Data extracted from a collection:
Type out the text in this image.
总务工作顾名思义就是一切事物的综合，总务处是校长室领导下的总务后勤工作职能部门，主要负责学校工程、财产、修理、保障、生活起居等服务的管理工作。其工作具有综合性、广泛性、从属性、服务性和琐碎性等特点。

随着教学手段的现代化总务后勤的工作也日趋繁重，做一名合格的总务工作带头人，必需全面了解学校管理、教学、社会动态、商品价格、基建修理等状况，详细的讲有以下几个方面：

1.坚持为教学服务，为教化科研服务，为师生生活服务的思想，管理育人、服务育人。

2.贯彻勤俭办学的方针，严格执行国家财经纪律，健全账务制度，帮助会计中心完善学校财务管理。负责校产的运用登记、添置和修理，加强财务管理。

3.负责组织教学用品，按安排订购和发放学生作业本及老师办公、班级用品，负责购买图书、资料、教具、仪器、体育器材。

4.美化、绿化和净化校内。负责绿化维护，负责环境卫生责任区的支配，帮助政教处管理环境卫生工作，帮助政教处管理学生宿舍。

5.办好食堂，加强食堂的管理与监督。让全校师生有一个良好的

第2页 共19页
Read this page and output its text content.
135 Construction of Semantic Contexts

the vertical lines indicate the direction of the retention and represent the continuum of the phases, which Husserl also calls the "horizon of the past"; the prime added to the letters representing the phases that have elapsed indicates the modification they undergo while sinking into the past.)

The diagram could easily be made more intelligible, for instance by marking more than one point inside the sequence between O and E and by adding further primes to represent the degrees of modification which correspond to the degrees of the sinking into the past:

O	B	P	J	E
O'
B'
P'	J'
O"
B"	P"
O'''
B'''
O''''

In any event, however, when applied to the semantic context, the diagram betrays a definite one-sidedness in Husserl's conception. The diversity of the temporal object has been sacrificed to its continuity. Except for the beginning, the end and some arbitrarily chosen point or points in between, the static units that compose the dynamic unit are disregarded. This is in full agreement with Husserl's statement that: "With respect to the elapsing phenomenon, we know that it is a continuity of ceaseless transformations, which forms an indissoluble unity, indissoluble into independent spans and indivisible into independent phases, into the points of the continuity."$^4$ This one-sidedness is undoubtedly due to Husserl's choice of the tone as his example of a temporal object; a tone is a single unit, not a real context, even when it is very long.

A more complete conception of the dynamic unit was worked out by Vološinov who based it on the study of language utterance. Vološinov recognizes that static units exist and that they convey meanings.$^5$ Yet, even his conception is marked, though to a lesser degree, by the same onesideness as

* SET TASK *
Hand back the material above in full, exactly as written.

* RESULT FOR THIS TASK *
Type out the text in this image.
总务工作顾名思义就是一切事物的综合，总务处是校长室领导下的总务后勤工作职能部门，主要负责学校工程、财产、修理、保障、生活起居等服务的管理工作。其工作具有综合性、广泛性、从属性、服务性和琐碎性等特点。

随着教学手段的现代化总务后勤的工作也日趋繁重，做一名合格的总务工作带头人，必需全面了解学校管理、教学、社会动态、商品价格、基建修理等状况，详细的讲有以下几个方面：

1.坚持为教学服务，为教化科研服务，为师生生活服务的思想，管理育人、服务育人。

2.贯彻勤俭办学的方针，严格执行国家财经纪律，健全账务制度，帮助会计中心完善学校财务管理。负责校产的运用登记、添置和修理，加强财务管理。

3.负责组织教学用品，按安排订购和发放学生作业本及老师办公、班级用品，负责购买图书、资料、教具、仪器、体育器材。

4.美化、绿化和净化校内。负责绿化维护，负责环境卫生责任区的支配，帮助政教处管理环境卫生工作，帮助政教处管理学生宿舍。

5.办好食堂，加强食堂的管理与监督。让全校师生有一个良好的

第2页 共19页
Read this page and output its text content.
135 Construction of Semantic Contexts

the vertical lines indicate the direction of the retention and represent the continuum of the phases, which Husserl also calls the "horizon of the past"; the prime added to the letters representing the phases that have elapsed indicates the modification they undergo while sinking into the past.)

The diagram could easily be made more intelligible, for instance by marking more than one point inside the sequence between O and E and by adding further primes to represent the degrees of modification which correspond to the degrees of the sinking into the past:

O	B	P	J	E
O'
B'
P'	J'
O"
B"	P"
O'''
B'''
O''''

In any event, however, when applied to the semantic context, the diagram betrays a definite one-sidedness in Husserl's conception. The diversity of the temporal object has been sacrificed to its continuity. Except for the beginning, the end and some arbitrarily chosen point or points in between, the static units that compose the dynamic unit are disregarded. This is in full agreement with Husserl's statement that: "With respect to the elapsing phenomenon, we know that it is a continuity of ceaseless transformations, which forms an indissoluble unity, indissoluble into independent spans and indivisible into independent phases, into the points of the continuity."$^4$ This one-sidedness is undoubtedly due to Husserl's choice of the tone as his example of a temporal object; a tone is a single unit, not a real context, even when it is very long.

A more complete conception of the dynamic unit was worked out by Vološinov who based it on the study of language utterance. Vološinov recognizes that static units exist and that they convey meanings.$^5$ Yet, even his conception is marked, though to a lesser degree, by the same onesideness as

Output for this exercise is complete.